_WRITTEN PROBLEM_
Search the data for the word "marker" and copy every line where it occurs.

_TASK MATERIAL_
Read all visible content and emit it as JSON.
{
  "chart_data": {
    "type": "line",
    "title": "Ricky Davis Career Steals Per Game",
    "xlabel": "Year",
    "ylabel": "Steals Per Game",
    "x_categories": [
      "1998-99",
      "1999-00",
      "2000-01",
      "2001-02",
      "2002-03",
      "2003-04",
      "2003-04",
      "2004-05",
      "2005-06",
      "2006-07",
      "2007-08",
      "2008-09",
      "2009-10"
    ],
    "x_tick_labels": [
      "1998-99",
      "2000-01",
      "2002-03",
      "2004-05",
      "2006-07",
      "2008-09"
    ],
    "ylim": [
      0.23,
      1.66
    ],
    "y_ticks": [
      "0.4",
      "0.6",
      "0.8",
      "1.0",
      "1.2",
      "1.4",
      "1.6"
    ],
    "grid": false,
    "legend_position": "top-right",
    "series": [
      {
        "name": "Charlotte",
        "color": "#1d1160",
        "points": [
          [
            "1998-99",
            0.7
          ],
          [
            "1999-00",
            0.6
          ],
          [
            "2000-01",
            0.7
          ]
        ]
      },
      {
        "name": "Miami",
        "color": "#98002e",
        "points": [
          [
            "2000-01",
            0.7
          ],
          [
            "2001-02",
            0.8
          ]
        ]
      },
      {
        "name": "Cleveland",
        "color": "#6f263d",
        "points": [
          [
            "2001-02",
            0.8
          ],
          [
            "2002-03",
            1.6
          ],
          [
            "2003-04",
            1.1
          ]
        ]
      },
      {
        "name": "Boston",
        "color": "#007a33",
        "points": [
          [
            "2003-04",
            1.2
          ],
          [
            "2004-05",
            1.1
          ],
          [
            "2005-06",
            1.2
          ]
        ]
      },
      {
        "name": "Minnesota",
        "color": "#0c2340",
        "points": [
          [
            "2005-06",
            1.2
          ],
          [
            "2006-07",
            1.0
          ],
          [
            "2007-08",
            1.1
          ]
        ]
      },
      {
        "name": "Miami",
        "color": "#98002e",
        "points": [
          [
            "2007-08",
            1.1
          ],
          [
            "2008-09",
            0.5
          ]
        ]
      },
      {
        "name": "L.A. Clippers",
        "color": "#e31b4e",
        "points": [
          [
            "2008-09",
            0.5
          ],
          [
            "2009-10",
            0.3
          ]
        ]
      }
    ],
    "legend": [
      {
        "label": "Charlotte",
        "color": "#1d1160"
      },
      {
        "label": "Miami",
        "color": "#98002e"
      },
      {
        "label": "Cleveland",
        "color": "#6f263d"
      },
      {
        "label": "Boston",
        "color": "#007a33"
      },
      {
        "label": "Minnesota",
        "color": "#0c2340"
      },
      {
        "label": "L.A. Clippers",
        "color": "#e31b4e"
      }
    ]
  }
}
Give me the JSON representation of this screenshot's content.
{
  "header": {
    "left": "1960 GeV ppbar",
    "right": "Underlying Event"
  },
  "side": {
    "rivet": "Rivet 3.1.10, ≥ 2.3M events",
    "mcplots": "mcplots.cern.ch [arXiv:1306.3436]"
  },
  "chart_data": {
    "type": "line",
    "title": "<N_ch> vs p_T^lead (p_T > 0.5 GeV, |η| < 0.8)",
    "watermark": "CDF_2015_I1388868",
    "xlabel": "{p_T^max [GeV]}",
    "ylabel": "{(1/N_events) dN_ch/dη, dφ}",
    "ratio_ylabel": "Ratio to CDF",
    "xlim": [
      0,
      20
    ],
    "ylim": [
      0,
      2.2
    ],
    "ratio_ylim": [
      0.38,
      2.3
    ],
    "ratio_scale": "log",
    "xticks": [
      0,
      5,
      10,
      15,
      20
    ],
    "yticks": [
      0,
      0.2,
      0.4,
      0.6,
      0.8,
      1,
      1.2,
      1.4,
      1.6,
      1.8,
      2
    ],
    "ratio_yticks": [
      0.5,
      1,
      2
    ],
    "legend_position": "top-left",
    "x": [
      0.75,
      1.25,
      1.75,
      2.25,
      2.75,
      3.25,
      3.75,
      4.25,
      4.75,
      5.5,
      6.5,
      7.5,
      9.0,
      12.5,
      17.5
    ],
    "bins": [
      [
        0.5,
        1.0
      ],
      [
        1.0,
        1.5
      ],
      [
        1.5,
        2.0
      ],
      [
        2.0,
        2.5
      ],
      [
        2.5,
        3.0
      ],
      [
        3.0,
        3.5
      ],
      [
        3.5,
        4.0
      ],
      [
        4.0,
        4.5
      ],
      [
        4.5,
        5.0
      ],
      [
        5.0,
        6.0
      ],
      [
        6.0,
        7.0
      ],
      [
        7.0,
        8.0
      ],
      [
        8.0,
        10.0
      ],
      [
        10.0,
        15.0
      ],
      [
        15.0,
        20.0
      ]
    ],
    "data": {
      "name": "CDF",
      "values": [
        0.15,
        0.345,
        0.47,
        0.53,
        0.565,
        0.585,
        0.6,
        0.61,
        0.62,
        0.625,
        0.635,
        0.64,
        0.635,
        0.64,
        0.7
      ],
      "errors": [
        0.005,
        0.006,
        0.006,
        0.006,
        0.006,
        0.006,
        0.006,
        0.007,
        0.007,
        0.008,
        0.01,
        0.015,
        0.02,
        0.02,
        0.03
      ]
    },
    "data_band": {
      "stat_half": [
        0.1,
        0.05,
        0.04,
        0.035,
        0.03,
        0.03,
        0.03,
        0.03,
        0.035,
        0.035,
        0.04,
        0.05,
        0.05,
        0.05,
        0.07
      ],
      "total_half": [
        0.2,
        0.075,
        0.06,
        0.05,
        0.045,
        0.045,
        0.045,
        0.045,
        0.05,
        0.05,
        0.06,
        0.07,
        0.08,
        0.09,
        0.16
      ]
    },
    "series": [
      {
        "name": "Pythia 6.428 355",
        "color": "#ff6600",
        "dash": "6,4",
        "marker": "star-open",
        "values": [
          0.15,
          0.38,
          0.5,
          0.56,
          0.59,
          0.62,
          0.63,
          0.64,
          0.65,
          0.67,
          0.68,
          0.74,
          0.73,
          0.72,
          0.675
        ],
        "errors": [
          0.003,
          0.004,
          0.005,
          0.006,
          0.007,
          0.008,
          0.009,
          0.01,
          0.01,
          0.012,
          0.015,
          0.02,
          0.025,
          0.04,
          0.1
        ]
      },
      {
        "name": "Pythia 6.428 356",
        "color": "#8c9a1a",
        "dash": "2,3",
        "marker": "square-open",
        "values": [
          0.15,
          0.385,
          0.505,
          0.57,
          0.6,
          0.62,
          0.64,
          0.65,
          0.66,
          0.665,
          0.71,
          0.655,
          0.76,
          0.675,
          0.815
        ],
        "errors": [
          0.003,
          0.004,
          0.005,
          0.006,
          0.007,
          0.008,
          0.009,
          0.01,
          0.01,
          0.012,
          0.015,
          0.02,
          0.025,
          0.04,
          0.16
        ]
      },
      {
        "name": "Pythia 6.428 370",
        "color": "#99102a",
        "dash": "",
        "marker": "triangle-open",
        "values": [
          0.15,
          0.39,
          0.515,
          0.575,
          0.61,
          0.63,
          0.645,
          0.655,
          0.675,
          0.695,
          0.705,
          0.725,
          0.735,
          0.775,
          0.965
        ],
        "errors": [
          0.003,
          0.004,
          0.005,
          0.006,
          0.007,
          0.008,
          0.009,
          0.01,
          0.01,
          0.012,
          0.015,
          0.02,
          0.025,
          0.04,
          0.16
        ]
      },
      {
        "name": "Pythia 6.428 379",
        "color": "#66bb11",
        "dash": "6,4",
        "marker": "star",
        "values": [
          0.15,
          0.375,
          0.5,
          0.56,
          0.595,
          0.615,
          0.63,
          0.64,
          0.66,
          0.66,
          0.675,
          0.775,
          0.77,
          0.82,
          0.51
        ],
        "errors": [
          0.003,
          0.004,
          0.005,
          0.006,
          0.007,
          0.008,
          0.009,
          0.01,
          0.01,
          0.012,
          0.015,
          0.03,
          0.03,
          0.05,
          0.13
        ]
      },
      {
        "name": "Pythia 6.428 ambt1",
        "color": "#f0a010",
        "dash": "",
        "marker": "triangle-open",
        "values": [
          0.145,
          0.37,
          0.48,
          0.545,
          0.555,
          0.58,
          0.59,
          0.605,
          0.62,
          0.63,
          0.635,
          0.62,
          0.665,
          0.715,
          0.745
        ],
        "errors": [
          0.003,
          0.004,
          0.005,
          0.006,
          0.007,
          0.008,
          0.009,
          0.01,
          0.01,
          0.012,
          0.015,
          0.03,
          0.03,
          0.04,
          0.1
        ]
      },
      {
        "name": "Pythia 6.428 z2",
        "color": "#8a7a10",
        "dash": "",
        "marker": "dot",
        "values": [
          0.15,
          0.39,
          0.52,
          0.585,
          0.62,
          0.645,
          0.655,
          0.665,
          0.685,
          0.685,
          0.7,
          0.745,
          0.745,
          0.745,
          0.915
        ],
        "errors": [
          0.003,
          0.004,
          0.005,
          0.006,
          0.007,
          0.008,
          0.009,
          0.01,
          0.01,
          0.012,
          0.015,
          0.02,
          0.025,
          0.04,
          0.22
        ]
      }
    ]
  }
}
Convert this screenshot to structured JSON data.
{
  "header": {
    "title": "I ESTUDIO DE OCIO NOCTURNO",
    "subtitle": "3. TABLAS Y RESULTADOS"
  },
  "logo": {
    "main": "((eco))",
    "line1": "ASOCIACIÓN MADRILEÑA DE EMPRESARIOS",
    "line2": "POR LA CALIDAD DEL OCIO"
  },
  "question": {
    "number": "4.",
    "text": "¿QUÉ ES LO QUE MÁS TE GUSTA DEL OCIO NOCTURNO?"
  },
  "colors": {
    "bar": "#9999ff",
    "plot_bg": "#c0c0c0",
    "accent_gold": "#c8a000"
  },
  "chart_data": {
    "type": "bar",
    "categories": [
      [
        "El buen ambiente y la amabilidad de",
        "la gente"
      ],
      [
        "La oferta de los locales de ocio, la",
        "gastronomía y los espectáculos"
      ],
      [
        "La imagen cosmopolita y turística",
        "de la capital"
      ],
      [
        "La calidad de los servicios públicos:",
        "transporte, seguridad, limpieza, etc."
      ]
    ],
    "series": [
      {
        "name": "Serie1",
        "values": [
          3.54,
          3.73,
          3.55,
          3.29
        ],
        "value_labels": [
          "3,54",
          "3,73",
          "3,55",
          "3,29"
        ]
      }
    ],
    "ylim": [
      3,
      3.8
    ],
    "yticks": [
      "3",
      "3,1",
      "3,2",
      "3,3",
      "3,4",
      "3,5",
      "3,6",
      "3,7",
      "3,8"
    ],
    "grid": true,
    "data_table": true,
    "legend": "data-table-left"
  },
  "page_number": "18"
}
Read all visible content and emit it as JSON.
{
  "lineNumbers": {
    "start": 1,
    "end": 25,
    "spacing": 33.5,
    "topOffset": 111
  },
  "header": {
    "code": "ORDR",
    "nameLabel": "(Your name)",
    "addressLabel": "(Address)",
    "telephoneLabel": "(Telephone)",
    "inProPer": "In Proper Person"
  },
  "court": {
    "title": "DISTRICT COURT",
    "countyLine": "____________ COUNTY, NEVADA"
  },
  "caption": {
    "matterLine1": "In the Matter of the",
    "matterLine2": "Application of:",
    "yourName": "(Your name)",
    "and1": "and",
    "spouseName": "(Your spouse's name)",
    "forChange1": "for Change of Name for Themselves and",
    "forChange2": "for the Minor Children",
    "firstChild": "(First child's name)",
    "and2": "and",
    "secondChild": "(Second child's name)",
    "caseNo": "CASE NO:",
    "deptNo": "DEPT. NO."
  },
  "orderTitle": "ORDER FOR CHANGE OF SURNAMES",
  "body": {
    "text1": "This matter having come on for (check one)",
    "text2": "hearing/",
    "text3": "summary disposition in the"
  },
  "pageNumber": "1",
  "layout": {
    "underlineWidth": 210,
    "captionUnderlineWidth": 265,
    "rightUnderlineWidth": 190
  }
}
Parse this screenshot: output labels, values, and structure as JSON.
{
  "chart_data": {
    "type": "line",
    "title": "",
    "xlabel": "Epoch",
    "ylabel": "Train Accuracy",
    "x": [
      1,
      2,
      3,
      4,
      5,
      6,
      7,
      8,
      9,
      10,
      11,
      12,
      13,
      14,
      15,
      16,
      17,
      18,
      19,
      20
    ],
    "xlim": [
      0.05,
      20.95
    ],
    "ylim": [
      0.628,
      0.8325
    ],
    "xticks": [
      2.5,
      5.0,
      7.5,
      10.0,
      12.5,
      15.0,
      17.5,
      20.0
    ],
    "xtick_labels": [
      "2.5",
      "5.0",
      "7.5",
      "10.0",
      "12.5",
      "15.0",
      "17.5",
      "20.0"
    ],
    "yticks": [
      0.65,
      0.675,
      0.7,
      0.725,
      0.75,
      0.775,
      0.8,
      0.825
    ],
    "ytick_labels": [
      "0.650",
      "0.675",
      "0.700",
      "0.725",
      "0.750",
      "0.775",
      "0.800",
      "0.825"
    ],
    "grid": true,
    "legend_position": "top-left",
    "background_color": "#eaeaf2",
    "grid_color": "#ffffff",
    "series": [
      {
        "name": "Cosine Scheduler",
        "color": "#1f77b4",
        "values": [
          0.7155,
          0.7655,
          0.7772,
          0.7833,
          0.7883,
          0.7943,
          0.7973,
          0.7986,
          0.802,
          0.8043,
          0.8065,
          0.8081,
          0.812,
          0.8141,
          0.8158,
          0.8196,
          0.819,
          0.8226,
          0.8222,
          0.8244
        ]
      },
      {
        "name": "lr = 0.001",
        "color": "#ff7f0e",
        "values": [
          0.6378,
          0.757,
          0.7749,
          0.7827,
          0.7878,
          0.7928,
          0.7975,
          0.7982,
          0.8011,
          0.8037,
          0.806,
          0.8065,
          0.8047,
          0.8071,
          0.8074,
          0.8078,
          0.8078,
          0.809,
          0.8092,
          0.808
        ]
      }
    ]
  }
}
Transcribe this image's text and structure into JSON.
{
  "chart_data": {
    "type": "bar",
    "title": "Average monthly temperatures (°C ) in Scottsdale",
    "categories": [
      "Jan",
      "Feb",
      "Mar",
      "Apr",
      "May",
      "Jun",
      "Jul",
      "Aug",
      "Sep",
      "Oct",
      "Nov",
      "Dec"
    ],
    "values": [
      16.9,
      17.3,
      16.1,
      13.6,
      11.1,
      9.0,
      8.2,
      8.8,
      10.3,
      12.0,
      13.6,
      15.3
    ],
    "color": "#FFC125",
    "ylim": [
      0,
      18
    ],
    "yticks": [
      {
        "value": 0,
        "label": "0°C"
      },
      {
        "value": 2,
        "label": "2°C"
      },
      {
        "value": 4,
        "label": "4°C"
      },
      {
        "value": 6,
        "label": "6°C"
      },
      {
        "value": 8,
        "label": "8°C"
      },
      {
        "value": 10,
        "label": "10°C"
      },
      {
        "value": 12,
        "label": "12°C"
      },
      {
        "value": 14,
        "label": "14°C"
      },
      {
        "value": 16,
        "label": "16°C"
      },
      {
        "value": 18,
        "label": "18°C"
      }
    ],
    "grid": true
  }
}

_EXERCISE RESPONSE_
        "marker": "star-open",
        "marker": "square-open",
        "marker": "triangle-open",
        "marker": "star",
        "marker": "triangle-open",
        "marker": "dot",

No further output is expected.